# [Problem requirements]
Leave out the pictures and repeat exactly the lines from the one containing "Convert this document image to plain text." through the final line of the listing below.

[begin Dataset records]

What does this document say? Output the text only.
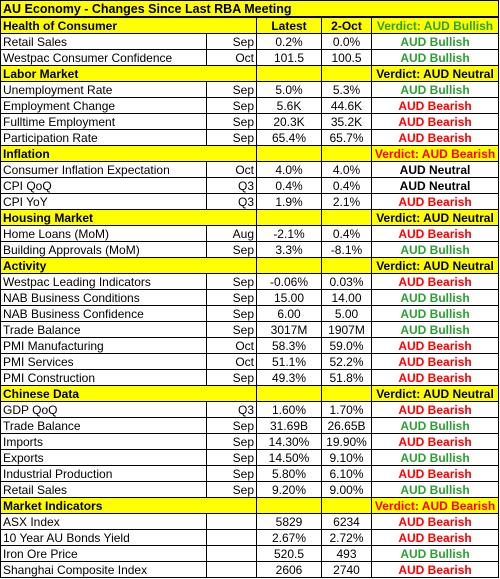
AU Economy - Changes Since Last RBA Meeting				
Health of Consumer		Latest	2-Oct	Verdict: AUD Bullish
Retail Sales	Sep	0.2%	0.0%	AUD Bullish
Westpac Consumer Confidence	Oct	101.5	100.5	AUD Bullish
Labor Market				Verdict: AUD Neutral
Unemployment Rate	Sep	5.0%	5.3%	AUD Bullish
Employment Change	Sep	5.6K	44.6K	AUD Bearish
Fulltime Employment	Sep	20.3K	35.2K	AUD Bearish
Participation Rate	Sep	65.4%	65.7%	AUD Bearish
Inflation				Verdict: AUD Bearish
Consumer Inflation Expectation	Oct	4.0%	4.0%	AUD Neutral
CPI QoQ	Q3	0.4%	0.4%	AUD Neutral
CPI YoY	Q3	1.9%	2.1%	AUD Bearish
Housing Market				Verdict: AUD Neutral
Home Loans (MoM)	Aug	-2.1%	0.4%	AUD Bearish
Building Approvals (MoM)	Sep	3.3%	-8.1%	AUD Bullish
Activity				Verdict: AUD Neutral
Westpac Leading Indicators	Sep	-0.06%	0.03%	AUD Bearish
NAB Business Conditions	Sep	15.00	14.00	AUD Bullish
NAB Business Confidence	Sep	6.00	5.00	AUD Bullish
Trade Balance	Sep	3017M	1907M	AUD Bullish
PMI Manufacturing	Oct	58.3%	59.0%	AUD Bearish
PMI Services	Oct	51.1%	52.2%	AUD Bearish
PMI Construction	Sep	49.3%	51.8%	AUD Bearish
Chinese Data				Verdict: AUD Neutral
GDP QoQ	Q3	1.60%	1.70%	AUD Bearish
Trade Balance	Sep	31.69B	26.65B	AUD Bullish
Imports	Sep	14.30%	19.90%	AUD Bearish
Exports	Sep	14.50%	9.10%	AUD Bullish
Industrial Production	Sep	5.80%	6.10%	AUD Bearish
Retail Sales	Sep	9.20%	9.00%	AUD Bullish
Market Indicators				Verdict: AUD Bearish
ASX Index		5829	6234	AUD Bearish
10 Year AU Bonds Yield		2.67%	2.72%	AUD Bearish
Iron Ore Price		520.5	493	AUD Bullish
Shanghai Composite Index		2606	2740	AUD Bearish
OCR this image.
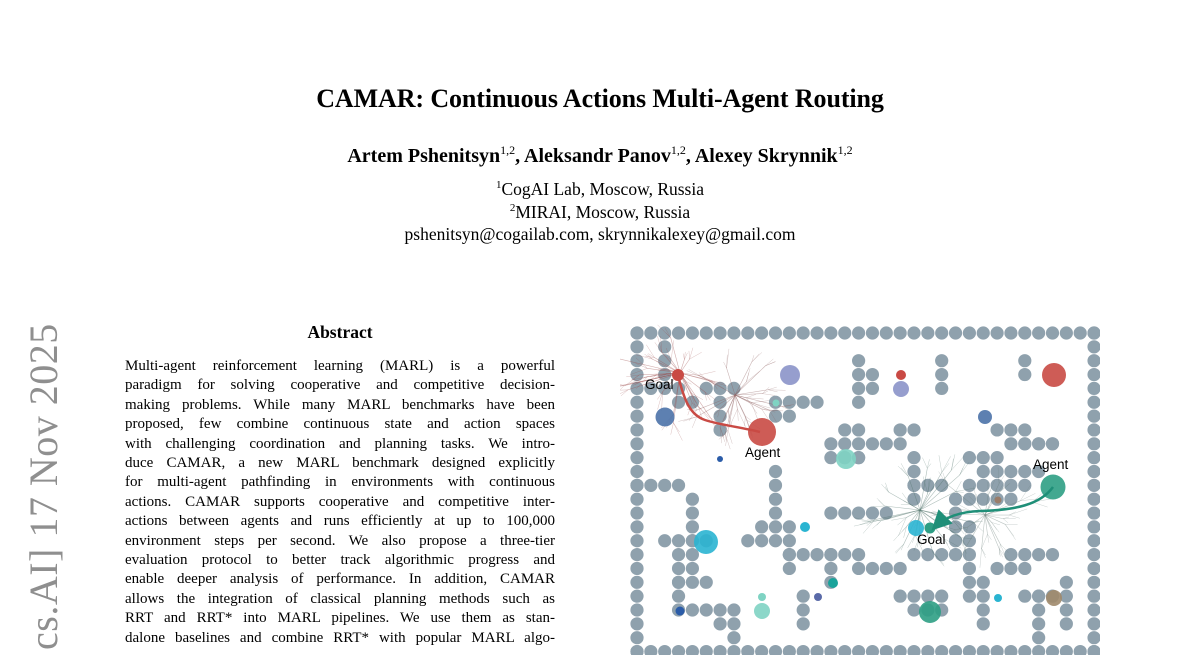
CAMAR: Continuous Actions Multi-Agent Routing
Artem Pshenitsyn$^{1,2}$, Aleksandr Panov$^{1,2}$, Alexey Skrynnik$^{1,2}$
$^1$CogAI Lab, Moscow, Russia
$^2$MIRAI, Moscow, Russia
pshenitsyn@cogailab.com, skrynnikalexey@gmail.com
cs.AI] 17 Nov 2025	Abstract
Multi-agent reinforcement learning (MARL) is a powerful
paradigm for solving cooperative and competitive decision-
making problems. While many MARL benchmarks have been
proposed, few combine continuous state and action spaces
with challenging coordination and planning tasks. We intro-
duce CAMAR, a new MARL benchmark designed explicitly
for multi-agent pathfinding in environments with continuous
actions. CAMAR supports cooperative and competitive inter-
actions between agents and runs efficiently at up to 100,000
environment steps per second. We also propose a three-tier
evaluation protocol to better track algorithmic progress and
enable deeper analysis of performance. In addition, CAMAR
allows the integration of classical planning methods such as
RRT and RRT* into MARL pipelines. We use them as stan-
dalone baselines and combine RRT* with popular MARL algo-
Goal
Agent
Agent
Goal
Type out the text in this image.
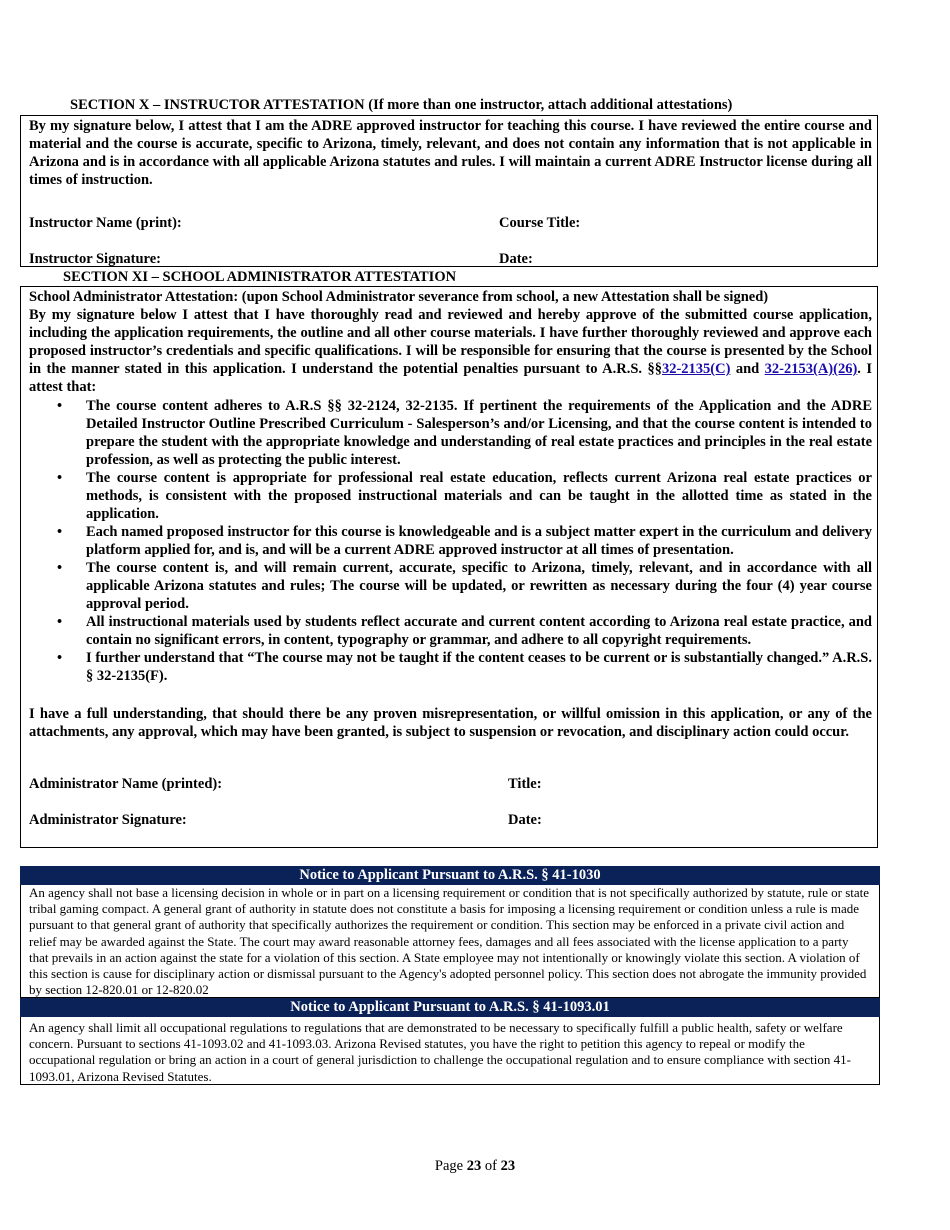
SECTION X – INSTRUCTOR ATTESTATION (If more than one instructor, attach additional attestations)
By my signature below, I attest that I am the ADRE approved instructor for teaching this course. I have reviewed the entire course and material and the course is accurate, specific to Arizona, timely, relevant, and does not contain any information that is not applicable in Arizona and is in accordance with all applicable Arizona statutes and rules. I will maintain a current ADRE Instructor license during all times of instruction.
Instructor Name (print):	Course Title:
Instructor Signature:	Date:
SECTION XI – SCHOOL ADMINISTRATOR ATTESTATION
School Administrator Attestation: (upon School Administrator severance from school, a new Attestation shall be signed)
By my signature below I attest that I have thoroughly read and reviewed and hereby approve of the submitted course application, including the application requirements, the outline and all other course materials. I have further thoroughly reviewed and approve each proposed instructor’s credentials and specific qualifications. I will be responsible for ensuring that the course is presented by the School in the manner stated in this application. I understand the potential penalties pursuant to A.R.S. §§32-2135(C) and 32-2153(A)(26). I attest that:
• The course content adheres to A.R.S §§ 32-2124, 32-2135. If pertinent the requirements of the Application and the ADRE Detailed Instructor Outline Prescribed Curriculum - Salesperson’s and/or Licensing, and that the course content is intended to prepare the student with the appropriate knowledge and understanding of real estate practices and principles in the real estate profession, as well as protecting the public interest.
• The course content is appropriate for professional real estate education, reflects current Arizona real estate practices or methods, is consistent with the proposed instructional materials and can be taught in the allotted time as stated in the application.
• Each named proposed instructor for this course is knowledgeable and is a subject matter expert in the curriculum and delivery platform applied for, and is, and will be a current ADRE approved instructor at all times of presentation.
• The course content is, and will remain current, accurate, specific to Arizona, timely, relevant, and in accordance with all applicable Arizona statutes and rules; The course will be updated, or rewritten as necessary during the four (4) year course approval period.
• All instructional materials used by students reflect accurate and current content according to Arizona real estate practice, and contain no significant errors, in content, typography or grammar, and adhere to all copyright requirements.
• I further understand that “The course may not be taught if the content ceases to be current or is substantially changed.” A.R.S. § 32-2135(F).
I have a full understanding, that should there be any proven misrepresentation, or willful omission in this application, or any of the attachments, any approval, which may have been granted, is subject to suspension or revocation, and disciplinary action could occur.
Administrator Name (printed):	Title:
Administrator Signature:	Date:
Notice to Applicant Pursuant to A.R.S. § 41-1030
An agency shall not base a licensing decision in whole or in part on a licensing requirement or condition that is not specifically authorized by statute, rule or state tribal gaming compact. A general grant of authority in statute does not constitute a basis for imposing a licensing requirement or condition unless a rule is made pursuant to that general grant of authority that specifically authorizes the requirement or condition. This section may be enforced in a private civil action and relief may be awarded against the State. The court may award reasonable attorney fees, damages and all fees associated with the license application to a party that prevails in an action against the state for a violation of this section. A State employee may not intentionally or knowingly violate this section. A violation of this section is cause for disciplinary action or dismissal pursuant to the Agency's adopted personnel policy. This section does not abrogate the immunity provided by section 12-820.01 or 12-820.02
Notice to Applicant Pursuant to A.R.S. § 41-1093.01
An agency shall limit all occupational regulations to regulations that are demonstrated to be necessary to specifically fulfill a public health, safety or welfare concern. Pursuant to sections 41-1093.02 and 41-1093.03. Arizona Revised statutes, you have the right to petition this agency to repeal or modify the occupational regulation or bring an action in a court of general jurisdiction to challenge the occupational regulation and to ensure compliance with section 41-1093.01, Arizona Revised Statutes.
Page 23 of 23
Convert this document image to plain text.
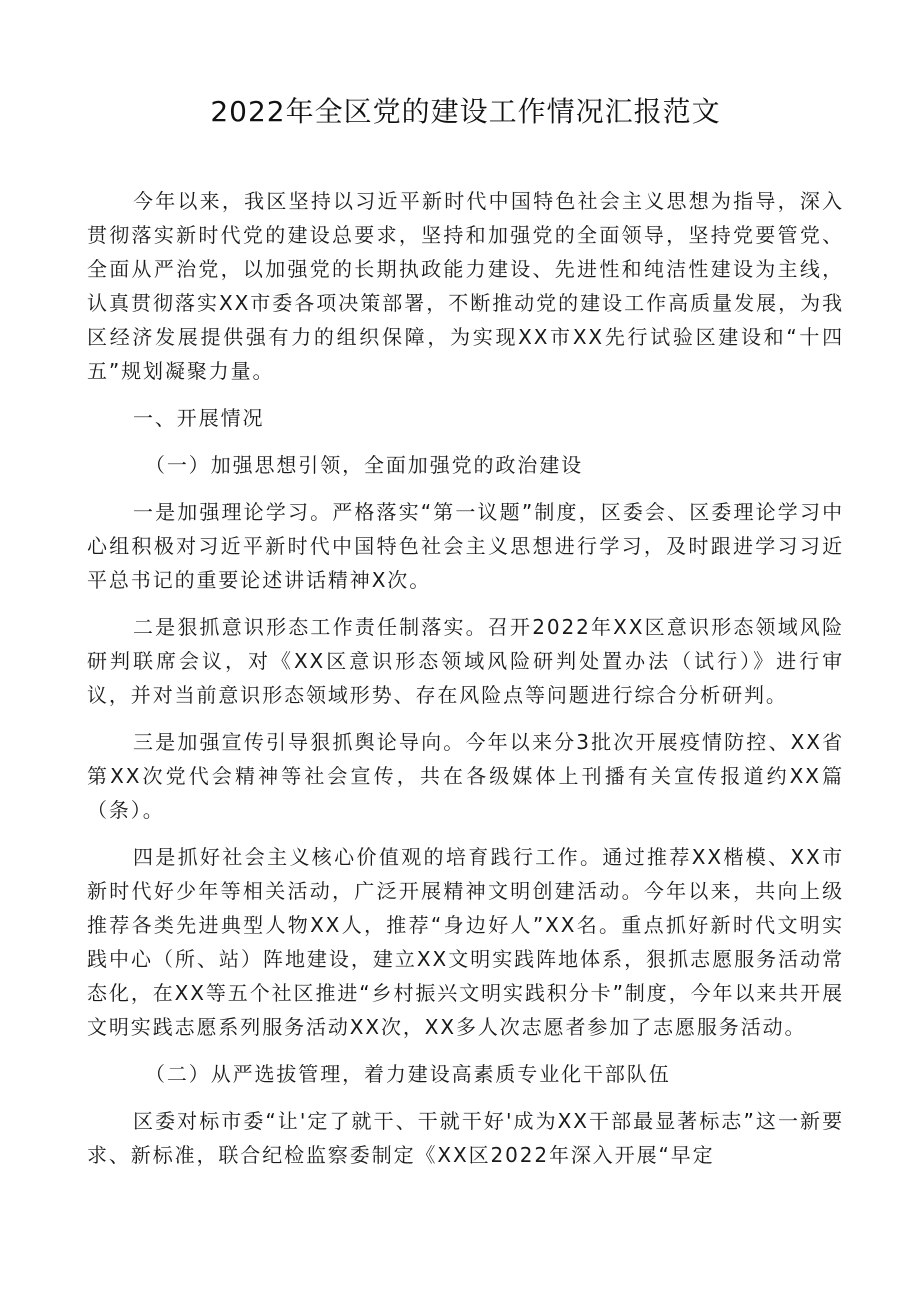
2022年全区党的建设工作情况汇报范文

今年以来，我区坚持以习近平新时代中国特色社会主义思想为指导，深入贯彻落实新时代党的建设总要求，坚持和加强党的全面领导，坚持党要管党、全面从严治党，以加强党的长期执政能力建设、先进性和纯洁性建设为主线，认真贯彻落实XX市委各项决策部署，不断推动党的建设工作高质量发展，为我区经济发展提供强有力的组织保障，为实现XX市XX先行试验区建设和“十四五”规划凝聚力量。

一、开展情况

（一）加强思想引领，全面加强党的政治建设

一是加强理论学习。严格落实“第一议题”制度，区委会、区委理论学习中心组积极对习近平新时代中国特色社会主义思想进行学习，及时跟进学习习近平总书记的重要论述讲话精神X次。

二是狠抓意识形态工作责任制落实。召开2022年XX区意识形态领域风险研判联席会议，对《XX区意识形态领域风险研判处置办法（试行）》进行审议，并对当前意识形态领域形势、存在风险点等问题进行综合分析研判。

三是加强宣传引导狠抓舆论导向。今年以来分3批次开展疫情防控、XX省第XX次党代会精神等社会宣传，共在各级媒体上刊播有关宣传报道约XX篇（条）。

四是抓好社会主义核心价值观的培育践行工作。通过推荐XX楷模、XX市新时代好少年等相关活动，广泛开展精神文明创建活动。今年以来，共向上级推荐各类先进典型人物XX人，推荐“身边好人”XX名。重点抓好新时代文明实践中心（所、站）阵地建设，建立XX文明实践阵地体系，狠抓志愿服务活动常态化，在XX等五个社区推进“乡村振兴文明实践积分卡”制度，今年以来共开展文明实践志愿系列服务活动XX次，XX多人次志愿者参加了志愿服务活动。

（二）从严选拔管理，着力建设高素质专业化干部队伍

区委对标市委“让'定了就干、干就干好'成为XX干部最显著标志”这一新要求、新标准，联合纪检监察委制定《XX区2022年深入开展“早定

[end Dataset records]

# [The reply]
Convert this document image to plain text.
2022年全区党的建设工作情况汇报范文

今年以来，我区坚持以习近平新时代中国特色社会主义思想为指导，深入贯彻落实新时代党的建设总要求，坚持和加强党的全面领导，坚持党要管党、全面从严治党，以加强党的长期执政能力建设、先进性和纯洁性建设为主线，认真贯彻落实XX市委各项决策部署，不断推动党的建设工作高质量发展，为我区经济发展提供强有力的组织保障，为实现XX市XX先行试验区建设和“十四五”规划凝聚力量。

一、开展情况

（一）加强思想引领，全面加强党的政治建设

一是加强理论学习。严格落实“第一议题”制度，区委会、区委理论学习中心组积极对习近平新时代中国特色社会主义思想进行学习，及时跟进学习习近平总书记的重要论述讲话精神X次。

二是狠抓意识形态工作责任制落实。召开2022年XX区意识形态领域风险研判联席会议，对《XX区意识形态领域风险研判处置办法（试行）》进行审议，并对当前意识形态领域形势、存在风险点等问题进行综合分析研判。

三是加强宣传引导狠抓舆论导向。今年以来分3批次开展疫情防控、XX省第XX次党代会精神等社会宣传，共在各级媒体上刊播有关宣传报道约XX篇（条）。

四是抓好社会主义核心价值观的培育践行工作。通过推荐XX楷模、XX市新时代好少年等相关活动，广泛开展精神文明创建活动。今年以来，共向上级推荐各类先进典型人物XX人，推荐“身边好人”XX名。重点抓好新时代文明实践中心（所、站）阵地建设，建立XX文明实践阵地体系，狠抓志愿服务活动常态化，在XX等五个社区推进“乡村振兴文明实践积分卡”制度，今年以来共开展文明实践志愿系列服务活动XX次，XX多人次志愿者参加了志愿服务活动。

（二）从严选拔管理，着力建设高素质专业化干部队伍

区委对标市委“让'定了就干、干就干好'成为XX干部最显著标志”这一新要求、新标准，联合纪检监察委制定《XX区2022年深入开展“早定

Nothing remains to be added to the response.